--- PROBLEM DESCRIPTION ---
Produce a word-for-word copy of the listing below without its pictures.

[Collected data entries]
'''
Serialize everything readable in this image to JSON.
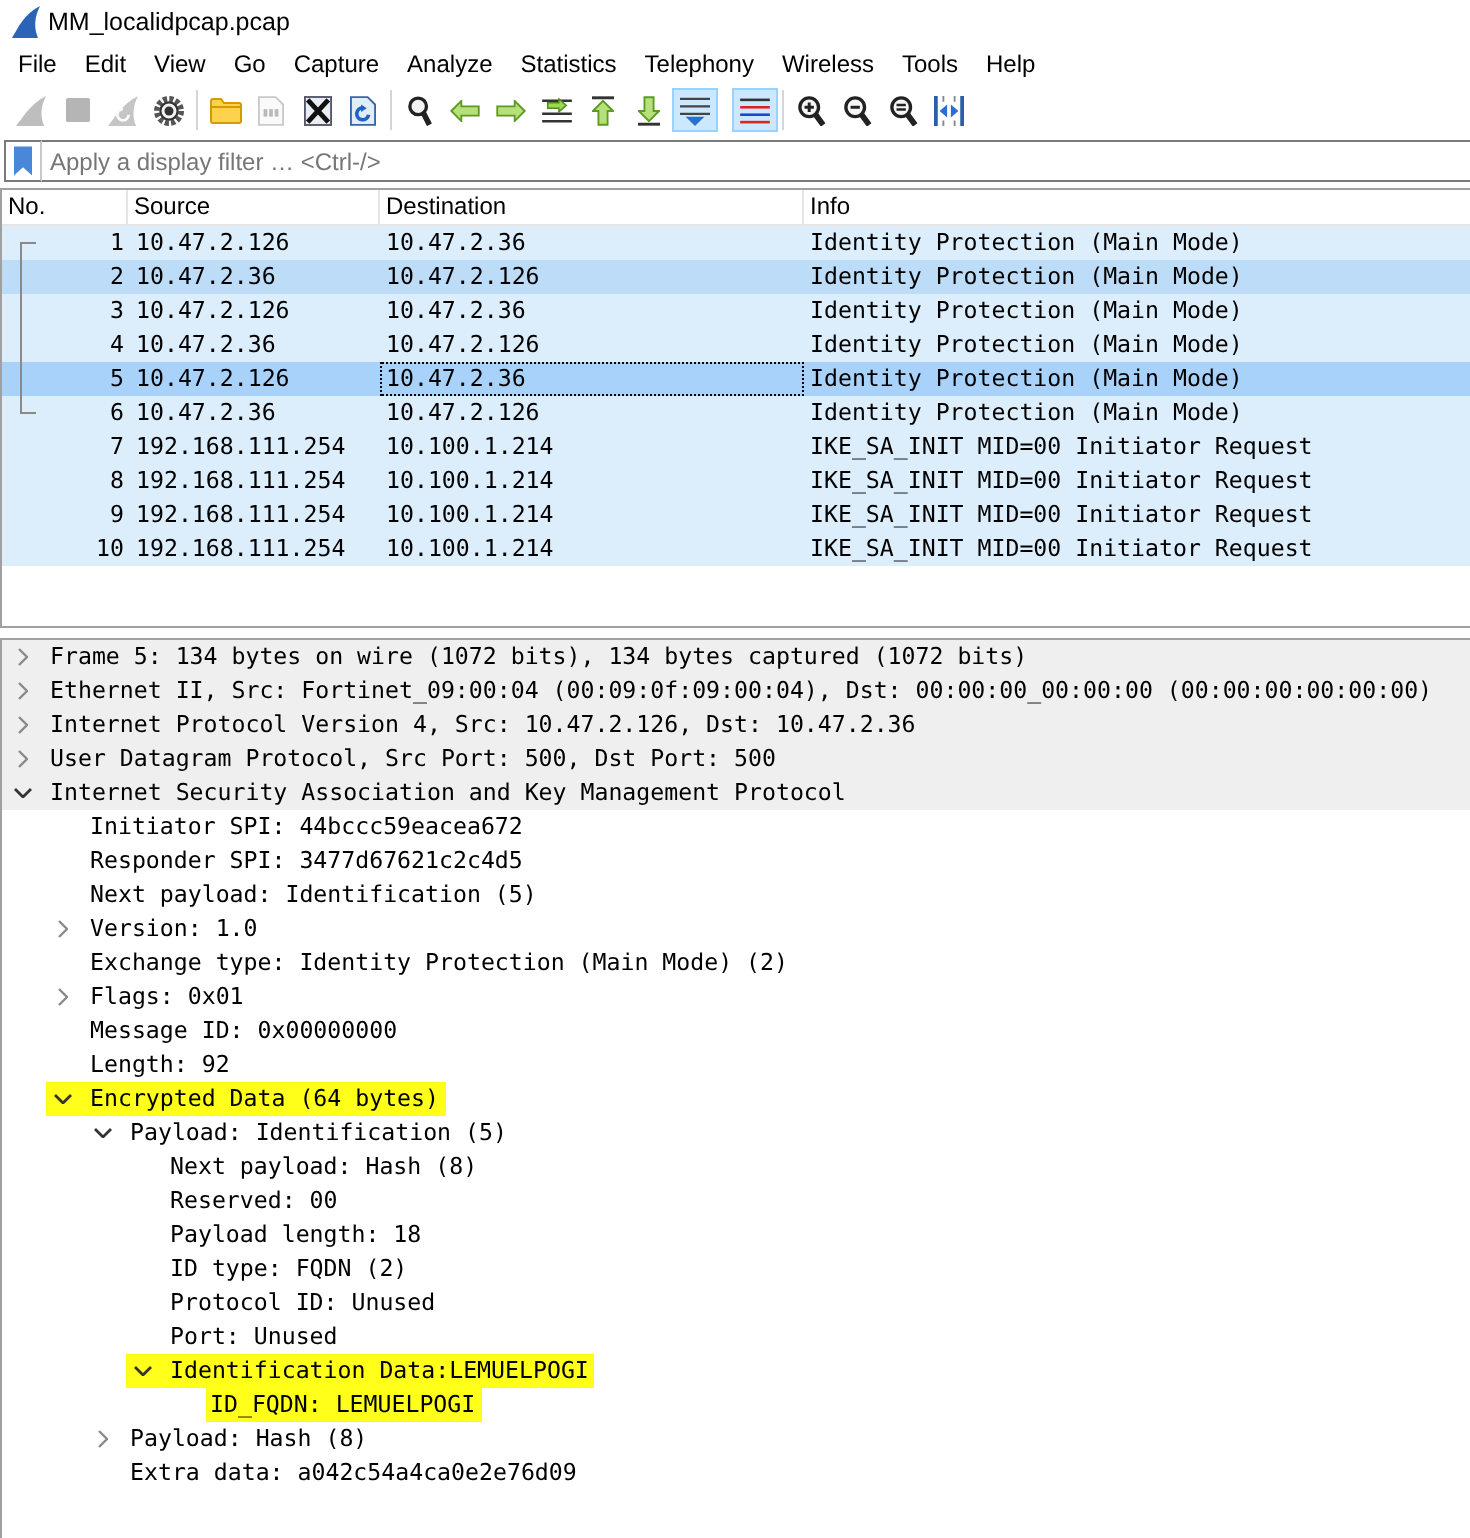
{
  "window": {
    "title": "MM_localidpcap.pcap"
  },
  "menu": [
    "File",
    "Edit",
    "View",
    "Go",
    "Capture",
    "Analyze",
    "Statistics",
    "Telephony",
    "Wireless",
    "Tools",
    "Help"
  ],
  "toolbar": [
    {
      "kind": "start",
      "disabled": true,
      "pressed": false
    },
    {
      "kind": "stop",
      "disabled": true,
      "pressed": false
    },
    {
      "kind": "restart",
      "disabled": true,
      "pressed": false
    },
    {
      "kind": "options",
      "disabled": false,
      "pressed": false
    },
    {
      "kind": "separator"
    },
    {
      "kind": "open",
      "disabled": false,
      "pressed": false
    },
    {
      "kind": "save",
      "disabled": true,
      "pressed": false
    },
    {
      "kind": "close",
      "disabled": false,
      "pressed": false
    },
    {
      "kind": "reload",
      "disabled": false,
      "pressed": false
    },
    {
      "kind": "separator"
    },
    {
      "kind": "find",
      "disabled": false,
      "pressed": false
    },
    {
      "kind": "back",
      "disabled": false,
      "pressed": false
    },
    {
      "kind": "forward",
      "disabled": false,
      "pressed": false
    },
    {
      "kind": "goto",
      "disabled": false,
      "pressed": false
    },
    {
      "kind": "first",
      "disabled": false,
      "pressed": false
    },
    {
      "kind": "last",
      "disabled": false,
      "pressed": false
    },
    {
      "kind": "autoscroll",
      "disabled": false,
      "pressed": true
    },
    {
      "kind": "colorize",
      "disabled": false,
      "pressed": true
    },
    {
      "kind": "separator"
    },
    {
      "kind": "zoomin",
      "disabled": false,
      "pressed": false
    },
    {
      "kind": "zoomout",
      "disabled": false,
      "pressed": false
    },
    {
      "kind": "zoomreset",
      "disabled": false,
      "pressed": false
    },
    {
      "kind": "resize",
      "disabled": false,
      "pressed": false
    }
  ],
  "display_filter": {
    "placeholder": "Apply a display filter … <Ctrl-/>"
  },
  "packet_list": {
    "columns": [
      "No.",
      "Source",
      "Destination",
      "Info"
    ],
    "rows": [
      {
        "no": "1",
        "source": "10.47.2.126",
        "destination": "10.47.2.36",
        "info": "Identity Protection (Main Mode)",
        "selected": false,
        "hovered": false,
        "focused": false,
        "related": true
      },
      {
        "no": "2",
        "source": "10.47.2.36",
        "destination": "10.47.2.126",
        "info": "Identity Protection (Main Mode)",
        "selected": false,
        "hovered": true,
        "focused": false,
        "related": true
      },
      {
        "no": "3",
        "source": "10.47.2.126",
        "destination": "10.47.2.36",
        "info": "Identity Protection (Main Mode)",
        "selected": false,
        "hovered": false,
        "focused": false,
        "related": true
      },
      {
        "no": "4",
        "source": "10.47.2.36",
        "destination": "10.47.2.126",
        "info": "Identity Protection (Main Mode)",
        "selected": false,
        "hovered": false,
        "focused": false,
        "related": true
      },
      {
        "no": "5",
        "source": "10.47.2.126",
        "destination": "10.47.2.36",
        "info": "Identity Protection (Main Mode)",
        "selected": true,
        "hovered": false,
        "focused": true,
        "related": true
      },
      {
        "no": "6",
        "source": "10.47.2.36",
        "destination": "10.47.2.126",
        "info": "Identity Protection (Main Mode)",
        "selected": false,
        "hovered": false,
        "focused": false,
        "related": true
      },
      {
        "no": "7",
        "source": "192.168.111.254",
        "destination": "10.100.1.214",
        "info": "IKE_SA_INIT MID=00 Initiator Request",
        "selected": false,
        "hovered": false,
        "focused": false,
        "related": false
      },
      {
        "no": "8",
        "source": "192.168.111.254",
        "destination": "10.100.1.214",
        "info": "IKE_SA_INIT MID=00 Initiator Request",
        "selected": false,
        "hovered": false,
        "focused": false,
        "related": false
      },
      {
        "no": "9",
        "source": "192.168.111.254",
        "destination": "10.100.1.214",
        "info": "IKE_SA_INIT MID=00 Initiator Request",
        "selected": false,
        "hovered": false,
        "focused": false,
        "related": false
      },
      {
        "no": "10",
        "source": "192.168.111.254",
        "destination": "10.100.1.214",
        "info": "IKE_SA_INIT MID=00 Initiator Request",
        "selected": false,
        "hovered": false,
        "focused": false,
        "related": false
      }
    ]
  },
  "packet_details": [
    {
      "kind": "branch",
      "label": "Frame 5: 134 bytes on wire (1072 bits), 134 bytes captured (1072 bits)",
      "expanded": false,
      "highlighted": false
    },
    {
      "kind": "branch",
      "label": "Ethernet II, Src: Fortinet_09:00:04 (00:09:0f:09:00:04), Dst: 00:00:00_00:00:00 (00:00:00:00:00:00)",
      "expanded": false,
      "highlighted": false
    },
    {
      "kind": "branch",
      "label": "Internet Protocol Version 4, Src: 10.47.2.126, Dst: 10.47.2.36",
      "expanded": false,
      "highlighted": false
    },
    {
      "kind": "branch",
      "label": "User Datagram Protocol, Src Port: 500, Dst Port: 500",
      "expanded": false,
      "highlighted": false
    },
    {
      "kind": "branch",
      "label": "Internet Security Association and Key Management Protocol",
      "expanded": true,
      "highlighted": false,
      "children": [
        {
          "kind": "leaf",
          "label": "Initiator SPI: 44bccc59eacea672",
          "highlighted": false
        },
        {
          "kind": "leaf",
          "label": "Responder SPI: 3477d67621c2c4d5",
          "highlighted": false
        },
        {
          "kind": "leaf",
          "label": "Next payload: Identification (5)",
          "highlighted": false
        },
        {
          "kind": "branch",
          "label": "Version: 1.0",
          "expanded": false,
          "highlighted": false
        },
        {
          "kind": "leaf",
          "label": "Exchange type: Identity Protection (Main Mode) (2)",
          "highlighted": false
        },
        {
          "kind": "branch",
          "label": "Flags: 0x01",
          "expanded": false,
          "highlighted": false
        },
        {
          "kind": "leaf",
          "label": "Message ID: 0x00000000",
          "highlighted": false
        },
        {
          "kind": "leaf",
          "label": "Length: 92",
          "highlighted": false
        },
        {
          "kind": "branch",
          "label": "Encrypted Data (64 bytes)",
          "expanded": true,
          "highlighted": true,
          "children": [
            {
              "kind": "branch",
              "label": "Payload: Identification (5)",
              "expanded": true,
              "highlighted": false,
              "children": [
                {
                  "kind": "leaf",
                  "label": "Next payload: Hash (8)",
                  "highlighted": false
                },
                {
                  "kind": "leaf",
                  "label": "Reserved: 00",
                  "highlighted": false
                },
                {
                  "kind": "leaf",
                  "label": "Payload length: 18",
                  "highlighted": false
                },
                {
                  "kind": "leaf",
                  "label": "ID type: FQDN (2)",
                  "highlighted": false
                },
                {
                  "kind": "leaf",
                  "label": "Protocol ID: Unused",
                  "highlighted": false
                },
                {
                  "kind": "leaf",
                  "label": "Port: Unused",
                  "highlighted": false
                },
                {
                  "kind": "branch",
                  "label": "Identification Data:LEMUELPOGI",
                  "expanded": true,
                  "highlighted": true,
                  "children": [
                    {
                      "kind": "leaf",
                      "label": "ID_FQDN: LEMUELPOGI",
                      "highlighted": true
                    }
                  ]
                }
              ]
            },
            {
              "kind": "branch",
              "label": "Payload: Hash (8)",
              "expanded": false,
              "highlighted": false
            },
            {
              "kind": "leaf",
              "label": "Extra data: a042c54a4ca0e2e76d09",
              "highlighted": false
            }
          ]
        }
      ]
    }
  ]
}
'''
--- ANSWER FOR THIS EXERCISE ---
Serialize everything readable in this image to JSON.
{
  "window": {
    "title": "MM_localidpcap.pcap"
  },
  "menu": [
    "File",
    "Edit",
    "View",
    "Go",
    "Capture",
    "Analyze",
    "Statistics",
    "Telephony",
    "Wireless",
    "Tools",
    "Help"
  ],
  "toolbar": [
    {
      "kind": "start",
      "disabled": true,
      "pressed": false
    },
    {
      "kind": "stop",
      "disabled": true,
      "pressed": false
    },
    {
      "kind": "restart",
      "disabled": true,
      "pressed": false
    },
    {
      "kind": "options",
      "disabled": false,
      "pressed": false
    },
    {
      "kind": "separator"
    },
    {
      "kind": "open",
      "disabled": false,
      "pressed": false
    },
    {
      "kind": "save",
      "disabled": true,
      "pressed": false
    },
    {
      "kind": "close",
      "disabled": false,
      "pressed": false
    },
    {
      "kind": "reload",
      "disabled": false,
      "pressed": false
    },
    {
      "kind": "separator"
    },
    {
      "kind": "find",
      "disabled": false,
      "pressed": false
    },
    {
      "kind": "back",
      "disabled": false,
      "pressed": false
    },
    {
      "kind": "forward",
      "disabled": false,
      "pressed": false
    },
    {
      "kind": "goto",
      "disabled": false,
      "pressed": false
    },
    {
      "kind": "first",
      "disabled": false,
      "pressed": false
    },
    {
      "kind": "last",
      "disabled": false,
      "pressed": false
    },
    {
      "kind": "autoscroll",
      "disabled": false,
      "pressed": true
    },
    {
      "kind": "colorize",
      "disabled": false,
      "pressed": true
    },
    {
      "kind": "separator"
    },
    {
      "kind": "zoomin",
      "disabled": false,
      "pressed": false
    },
    {
      "kind": "zoomout",
      "disabled": false,
      "pressed": false
    },
    {
      "kind": "zoomreset",
      "disabled": false,
      "pressed": false
    },
    {
      "kind": "resize",
      "disabled": false,
      "pressed": false
    }
  ],
  "display_filter": {
    "placeholder": "Apply a display filter … <Ctrl-/>"
  },
  "packet_list": {
    "columns": [
      "No.",
      "Source",
      "Destination",
      "Info"
    ],
    "rows": [
      {
        "no": "1",
        "source": "10.47.2.126",
        "destination": "10.47.2.36",
        "info": "Identity Protection (Main Mode)",
        "selected": false,
        "hovered": false,
        "focused": false,
        "related": true
      },
      {
        "no": "2",
        "source": "10.47.2.36",
        "destination": "10.47.2.126",
        "info": "Identity Protection (Main Mode)",
        "selected": false,
        "hovered": true,
        "focused": false,
        "related": true
      },
      {
        "no": "3",
        "source": "10.47.2.126",
        "destination": "10.47.2.36",
        "info": "Identity Protection (Main Mode)",
        "selected": false,
        "hovered": false,
        "focused": false,
        "related": true
      },
      {
        "no": "4",
        "source": "10.47.2.36",
        "destination": "10.47.2.126",
        "info": "Identity Protection (Main Mode)",
        "selected": false,
        "hovered": false,
        "focused": false,
        "related": true
      },
      {
        "no": "5",
        "source": "10.47.2.126",
        "destination": "10.47.2.36",
        "info": "Identity Protection (Main Mode)",
        "selected": true,
        "hovered": false,
        "focused": true,
        "related": true
      },
      {
        "no": "6",
        "source": "10.47.2.36",
        "destination": "10.47.2.126",
        "info": "Identity Protection (Main Mode)",
        "selected": false,
        "hovered": false,
        "focused": false,
        "related": true
      },
      {
        "no": "7",
        "source": "192.168.111.254",
        "destination": "10.100.1.214",
        "info": "IKE_SA_INIT MID=00 Initiator Request",
        "selected": false,
        "hovered": false,
        "focused": false,
        "related": false
      },
      {
        "no": "8",
        "source": "192.168.111.254",
        "destination": "10.100.1.214",
        "info": "IKE_SA_INIT MID=00 Initiator Request",
        "selected": false,
        "hovered": false,
        "focused": false,
        "related": false
      },
      {
        "no": "9",
        "source": "192.168.111.254",
        "destination": "10.100.1.214",
        "info": "IKE_SA_INIT MID=00 Initiator Request",
        "selected": false,
        "hovered": false,
        "focused": false,
        "related": false
      },
      {
        "no": "10",
        "source": "192.168.111.254",
        "destination": "10.100.1.214",
        "info": "IKE_SA_INIT MID=00 Initiator Request",
        "selected": false,
        "hovered": false,
        "focused": false,
        "related": false
      }
    ]
  },
  "packet_details": [
    {
      "kind": "branch",
      "label": "Frame 5: 134 bytes on wire (1072 bits), 134 bytes captured (1072 bits)",
      "expanded": false,
      "highlighted": false
    },
    {
      "kind": "branch",
      "label": "Ethernet II, Src: Fortinet_09:00:04 (00:09:0f:09:00:04), Dst: 00:00:00_00:00:00 (00:00:00:00:00:00)",
      "expanded": false,
      "highlighted": false
    },
    {
      "kind": "branch",
      "label": "Internet Protocol Version 4, Src: 10.47.2.126, Dst: 10.47.2.36",
      "expanded": false,
      "highlighted": false
    },
    {
      "kind": "branch",
      "label": "User Datagram Protocol, Src Port: 500, Dst Port: 500",
      "expanded": false,
      "highlighted": false
    },
    {
      "kind": "branch",
      "label": "Internet Security Association and Key Management Protocol",
      "expanded": true,
      "highlighted": false,
      "children": [
        {
          "kind": "leaf",
          "label": "Initiator SPI: 44bccc59eacea672",
          "highlighted": false
        },
        {
          "kind": "leaf",
          "label": "Responder SPI: 3477d67621c2c4d5",
          "highlighted": false
        },
        {
          "kind": "leaf",
          "label": "Next payload: Identification (5)",
          "highlighted": false
        },
        {
          "kind": "branch",
          "label": "Version: 1.0",
          "expanded": false,
          "highlighted": false
        },
        {
          "kind": "leaf",
          "label": "Exchange type: Identity Protection (Main Mode) (2)",
          "highlighted": false
        },
        {
          "kind": "branch",
          "label": "Flags: 0x01",
          "expanded": false,
          "highlighted": false
        },
        {
          "kind": "leaf",
          "label": "Message ID: 0x00000000",
          "highlighted": false
        },
        {
          "kind": "leaf",
          "label": "Length: 92",
          "highlighted": false
        },
        {
          "kind": "branch",
          "label": "Encrypted Data (64 bytes)",
          "expanded": true,
          "highlighted": true,
          "children": [
            {
              "kind": "branch",
              "label": "Payload: Identification (5)",
              "expanded": true,
              "highlighted": false,
              "children": [
                {
                  "kind": "leaf",
                  "label": "Next payload: Hash (8)",
                  "highlighted": false
                },
                {
                  "kind": "leaf",
                  "label": "Reserved: 00",
                  "highlighted": false
                },
                {
                  "kind": "leaf",
                  "label": "Payload length: 18",
                  "highlighted": false
                },
                {
                  "kind": "leaf",
                  "label": "ID type: FQDN (2)",
                  "highlighted": false
                },
                {
                  "kind": "leaf",
                  "label": "Protocol ID: Unused",
                  "highlighted": false
                },
                {
                  "kind": "leaf",
                  "label": "Port: Unused",
                  "highlighted": false
                },
                {
                  "kind": "branch",
                  "label": "Identification Data:LEMUELPOGI",
                  "expanded": true,
                  "highlighted": true,
                  "children": [
                    {
                      "kind": "leaf",
                      "label": "ID_FQDN: LEMUELPOGI",
                      "highlighted": true
                    }
                  ]
                }
              ]
            },
            {
              "kind": "branch",
              "label": "Payload: Hash (8)",
              "expanded": false,
              "highlighted": false
            },
            {
              "kind": "leaf",
              "label": "Extra data: a042c54a4ca0e2e76d09",
              "highlighted": false
            }
          ]
        }
      ]
    }
  ]
}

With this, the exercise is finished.